**What to produce**
Render the part of the material that opens with the line containing "tab-session-1[interactable]: Session 1" and closes with the line containing "open-button[interactable] <box>59 56", both included, as a JSON list of strings with one string per line and blank lines omitted.
** Begin Records to process **
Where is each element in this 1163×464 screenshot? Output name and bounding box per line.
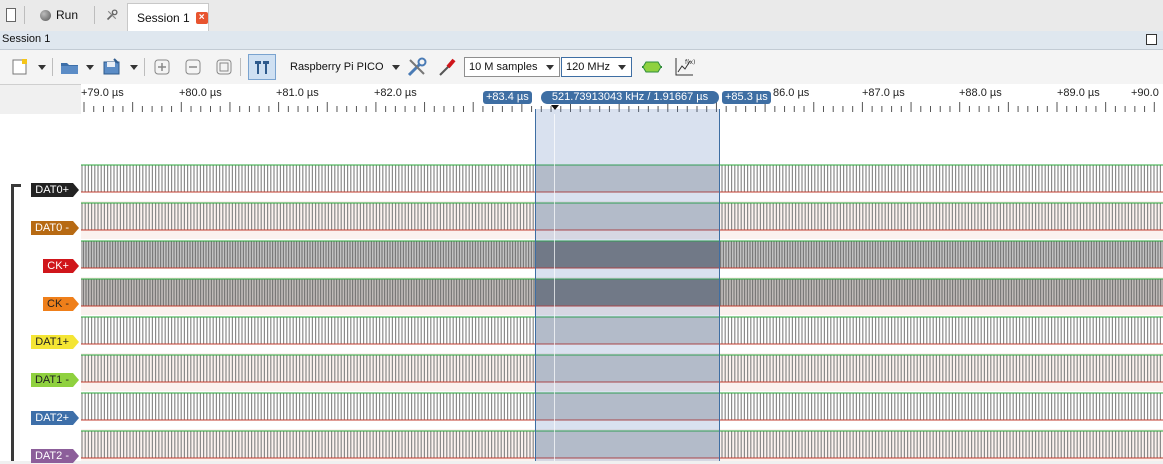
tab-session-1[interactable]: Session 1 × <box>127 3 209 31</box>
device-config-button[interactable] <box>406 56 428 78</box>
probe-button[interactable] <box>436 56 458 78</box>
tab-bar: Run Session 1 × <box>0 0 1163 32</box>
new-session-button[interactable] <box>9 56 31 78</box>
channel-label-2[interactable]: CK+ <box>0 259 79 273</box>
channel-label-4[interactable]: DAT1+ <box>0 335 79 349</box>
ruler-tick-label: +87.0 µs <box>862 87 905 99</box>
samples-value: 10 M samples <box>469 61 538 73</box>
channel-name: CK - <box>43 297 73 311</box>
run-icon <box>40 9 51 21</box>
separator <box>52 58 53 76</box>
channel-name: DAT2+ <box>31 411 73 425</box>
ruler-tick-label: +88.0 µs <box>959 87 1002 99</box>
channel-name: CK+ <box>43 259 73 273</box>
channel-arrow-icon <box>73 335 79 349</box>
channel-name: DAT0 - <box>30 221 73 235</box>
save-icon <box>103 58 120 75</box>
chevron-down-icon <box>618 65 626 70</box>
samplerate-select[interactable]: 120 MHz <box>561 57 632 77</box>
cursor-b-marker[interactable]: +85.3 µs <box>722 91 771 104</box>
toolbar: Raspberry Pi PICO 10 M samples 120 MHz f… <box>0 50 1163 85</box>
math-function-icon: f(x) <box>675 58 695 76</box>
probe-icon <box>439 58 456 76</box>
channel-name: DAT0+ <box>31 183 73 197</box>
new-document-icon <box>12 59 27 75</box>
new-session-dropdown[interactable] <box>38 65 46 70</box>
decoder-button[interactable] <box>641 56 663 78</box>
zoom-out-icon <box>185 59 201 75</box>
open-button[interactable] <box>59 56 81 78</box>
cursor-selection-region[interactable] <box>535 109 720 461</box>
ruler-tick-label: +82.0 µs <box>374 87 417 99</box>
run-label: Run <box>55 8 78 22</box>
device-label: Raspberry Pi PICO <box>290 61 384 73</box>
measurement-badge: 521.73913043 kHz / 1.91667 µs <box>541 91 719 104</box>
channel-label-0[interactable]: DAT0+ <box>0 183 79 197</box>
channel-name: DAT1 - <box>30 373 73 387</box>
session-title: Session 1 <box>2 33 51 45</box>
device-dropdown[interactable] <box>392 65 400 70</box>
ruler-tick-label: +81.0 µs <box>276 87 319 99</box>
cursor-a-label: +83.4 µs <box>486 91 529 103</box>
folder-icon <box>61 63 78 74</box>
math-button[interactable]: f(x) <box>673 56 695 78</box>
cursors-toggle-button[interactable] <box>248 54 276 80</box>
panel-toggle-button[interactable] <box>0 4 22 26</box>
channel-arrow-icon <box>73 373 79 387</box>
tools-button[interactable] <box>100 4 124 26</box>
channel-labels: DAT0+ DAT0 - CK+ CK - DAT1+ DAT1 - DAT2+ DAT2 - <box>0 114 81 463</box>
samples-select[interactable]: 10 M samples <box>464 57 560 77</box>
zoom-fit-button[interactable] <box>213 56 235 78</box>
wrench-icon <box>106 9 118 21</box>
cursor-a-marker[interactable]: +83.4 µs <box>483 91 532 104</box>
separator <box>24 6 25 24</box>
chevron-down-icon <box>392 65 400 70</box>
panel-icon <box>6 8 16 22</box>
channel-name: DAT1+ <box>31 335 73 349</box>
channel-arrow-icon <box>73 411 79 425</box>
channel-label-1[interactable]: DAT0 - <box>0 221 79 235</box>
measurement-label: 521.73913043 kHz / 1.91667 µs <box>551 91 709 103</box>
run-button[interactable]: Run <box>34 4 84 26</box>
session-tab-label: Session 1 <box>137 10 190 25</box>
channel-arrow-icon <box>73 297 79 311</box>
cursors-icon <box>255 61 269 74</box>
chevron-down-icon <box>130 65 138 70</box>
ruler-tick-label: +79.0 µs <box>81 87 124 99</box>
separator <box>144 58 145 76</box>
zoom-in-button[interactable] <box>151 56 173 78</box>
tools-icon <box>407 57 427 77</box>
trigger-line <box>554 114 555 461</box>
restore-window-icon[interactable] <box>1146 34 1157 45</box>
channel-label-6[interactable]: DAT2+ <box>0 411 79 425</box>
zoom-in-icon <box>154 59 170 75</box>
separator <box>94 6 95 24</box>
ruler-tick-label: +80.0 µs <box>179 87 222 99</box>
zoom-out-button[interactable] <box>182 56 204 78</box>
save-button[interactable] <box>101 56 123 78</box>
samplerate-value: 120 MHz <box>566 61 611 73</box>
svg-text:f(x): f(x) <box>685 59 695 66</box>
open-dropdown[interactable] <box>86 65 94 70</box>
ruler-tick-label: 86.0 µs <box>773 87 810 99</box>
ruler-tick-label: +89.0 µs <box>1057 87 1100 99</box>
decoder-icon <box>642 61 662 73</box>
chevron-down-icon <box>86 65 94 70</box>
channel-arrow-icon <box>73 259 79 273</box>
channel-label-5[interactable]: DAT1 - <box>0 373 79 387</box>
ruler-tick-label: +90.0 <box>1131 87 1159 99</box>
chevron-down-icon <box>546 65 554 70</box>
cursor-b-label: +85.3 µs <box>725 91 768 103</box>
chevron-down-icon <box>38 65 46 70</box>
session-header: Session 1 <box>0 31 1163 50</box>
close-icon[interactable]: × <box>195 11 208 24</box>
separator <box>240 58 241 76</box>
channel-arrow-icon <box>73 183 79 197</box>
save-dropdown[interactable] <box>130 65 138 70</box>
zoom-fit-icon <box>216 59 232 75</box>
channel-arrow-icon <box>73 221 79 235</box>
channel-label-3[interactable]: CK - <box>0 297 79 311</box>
** End Records to process **
** Begin Records to process **
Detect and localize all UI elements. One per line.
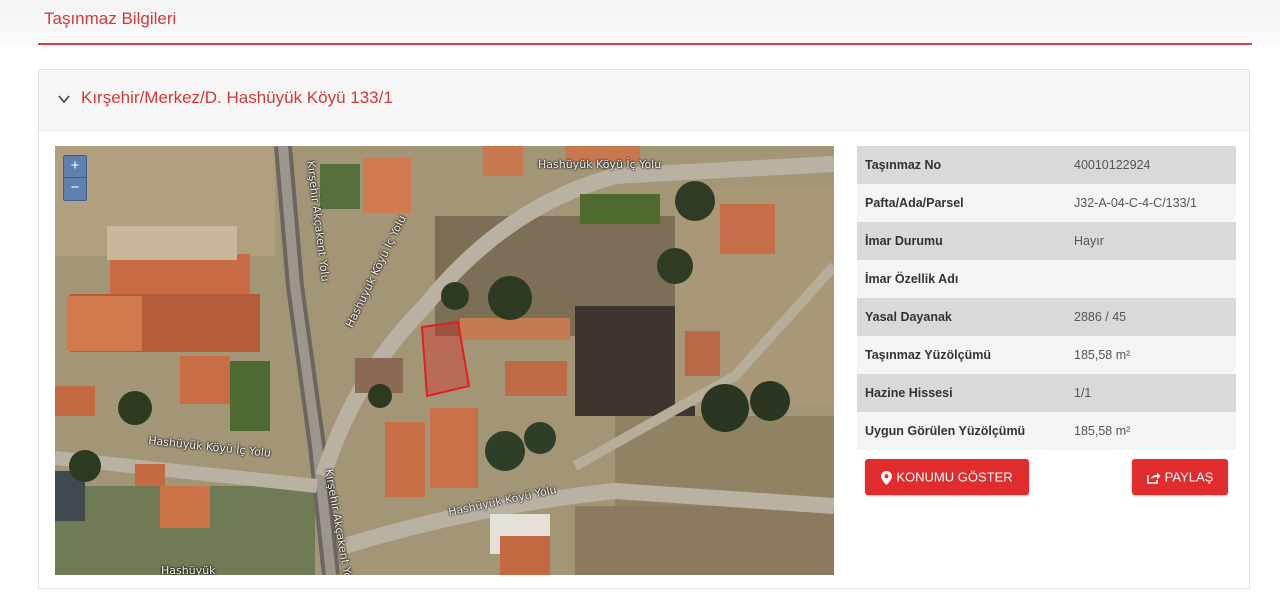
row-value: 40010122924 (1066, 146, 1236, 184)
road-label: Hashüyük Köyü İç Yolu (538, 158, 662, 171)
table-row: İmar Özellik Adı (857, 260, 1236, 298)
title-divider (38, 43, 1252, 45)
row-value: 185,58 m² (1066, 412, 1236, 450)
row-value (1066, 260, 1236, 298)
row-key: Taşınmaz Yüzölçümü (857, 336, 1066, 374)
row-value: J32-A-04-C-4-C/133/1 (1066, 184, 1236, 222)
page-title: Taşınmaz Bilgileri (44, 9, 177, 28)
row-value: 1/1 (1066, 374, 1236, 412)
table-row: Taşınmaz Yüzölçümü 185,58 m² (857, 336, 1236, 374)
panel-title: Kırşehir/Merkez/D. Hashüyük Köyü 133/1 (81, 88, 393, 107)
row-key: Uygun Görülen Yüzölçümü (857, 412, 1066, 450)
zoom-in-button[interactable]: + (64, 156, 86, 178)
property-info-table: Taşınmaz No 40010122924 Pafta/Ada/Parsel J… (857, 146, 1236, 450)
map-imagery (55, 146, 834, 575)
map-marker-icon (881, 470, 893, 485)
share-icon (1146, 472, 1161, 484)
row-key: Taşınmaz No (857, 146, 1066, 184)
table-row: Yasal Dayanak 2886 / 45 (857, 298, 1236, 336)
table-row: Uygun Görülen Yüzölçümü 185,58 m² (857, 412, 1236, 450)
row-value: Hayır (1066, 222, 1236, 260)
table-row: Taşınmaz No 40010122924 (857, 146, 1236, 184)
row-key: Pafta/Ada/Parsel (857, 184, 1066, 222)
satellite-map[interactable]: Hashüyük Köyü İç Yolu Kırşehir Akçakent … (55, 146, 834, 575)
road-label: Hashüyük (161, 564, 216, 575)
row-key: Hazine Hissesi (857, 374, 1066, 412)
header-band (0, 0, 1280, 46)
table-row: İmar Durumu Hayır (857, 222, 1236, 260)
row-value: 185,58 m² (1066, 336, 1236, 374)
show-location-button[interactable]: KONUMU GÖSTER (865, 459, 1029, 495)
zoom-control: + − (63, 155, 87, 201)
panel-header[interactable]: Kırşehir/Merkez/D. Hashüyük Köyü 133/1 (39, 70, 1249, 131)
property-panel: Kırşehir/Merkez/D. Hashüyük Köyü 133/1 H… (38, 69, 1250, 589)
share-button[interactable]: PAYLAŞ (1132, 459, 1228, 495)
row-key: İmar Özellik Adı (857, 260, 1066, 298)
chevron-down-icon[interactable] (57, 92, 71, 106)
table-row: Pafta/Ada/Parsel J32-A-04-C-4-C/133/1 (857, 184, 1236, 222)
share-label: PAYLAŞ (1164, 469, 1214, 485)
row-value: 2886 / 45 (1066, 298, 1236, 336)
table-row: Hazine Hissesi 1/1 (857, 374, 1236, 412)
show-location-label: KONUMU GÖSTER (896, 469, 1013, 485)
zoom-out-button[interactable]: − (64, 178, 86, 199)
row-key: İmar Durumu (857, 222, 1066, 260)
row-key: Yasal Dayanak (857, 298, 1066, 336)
** End Records to process **
**Task output**
[
  "tab-session-1[interactable]: Session 1 × <box>127 3 209 31</box>",
  "device-config-button[interactable] <box>406 56 428 78</box>",
  "probe-button[interactable] <box>436 56 458 78</box>",
  "tab-bar: Run Session 1 × <box>0 0 1163 32</box>",
  "new-session-button[interactable] <box>9 56 31 78</box>",
  "channel-label-2[interactable]: CK+ <box>0 259 79 273</box>",
  "channel-label-4[interactable]: DAT1+ <box>0 335 79 349</box>",
  "ruler-tick-label: +87.0 µs <box>862 87 905 99</box>",
  "samples-value: 10 M samples <box>469 61 538 73</box>",
  "channel-name: CK - <box>43 297 73 311</box>",
  "run-icon <box>40 9 51 21</box>",
  "separator <box>52 58 53 76</box>",
  "channel-name: DAT2+ <box>31 411 73 425</box>",
  "ruler-tick-label: +88.0 µs <box>959 87 1002 99</box>",
  "channel-name: CK+ <box>43 259 73 273</box>",
  "channel-arrow-icon <box>73 335 79 349</box>",
  "channel-name: DAT0 - <box>30 221 73 235</box>",
  "save-icon <box>103 58 120 75</box>",
  "chevron-down-icon <box>618 65 626 70</box>",
  "samplerate-select[interactable]: 120 MHz <box>561 57 632 77</box>",
  "cursor-b-marker[interactable]: +85.3 µs <box>722 91 771 104</box>",
  "toolbar: Raspberry Pi PICO 10 M samples 120 MHz f… <box>0 50 1163 85</box>",
  "math-function-icon: f(x) <box>675 58 695 76</box>",
  "probe-icon <box>439 58 456 76</box>",
  "channel-name: DAT0+ <box>31 183 73 197</box>",
  "new-document-icon <box>12 59 27 75</box>",
  "new-session-dropdown[interactable] <box>38 65 46 70</box>",
  "decoder-button[interactable] <box>641 56 663 78</box>",
  "zoom-out-icon <box>185 59 201 75</box>",
  "open-button[interactable] <box>59 56 81 78</box>"
]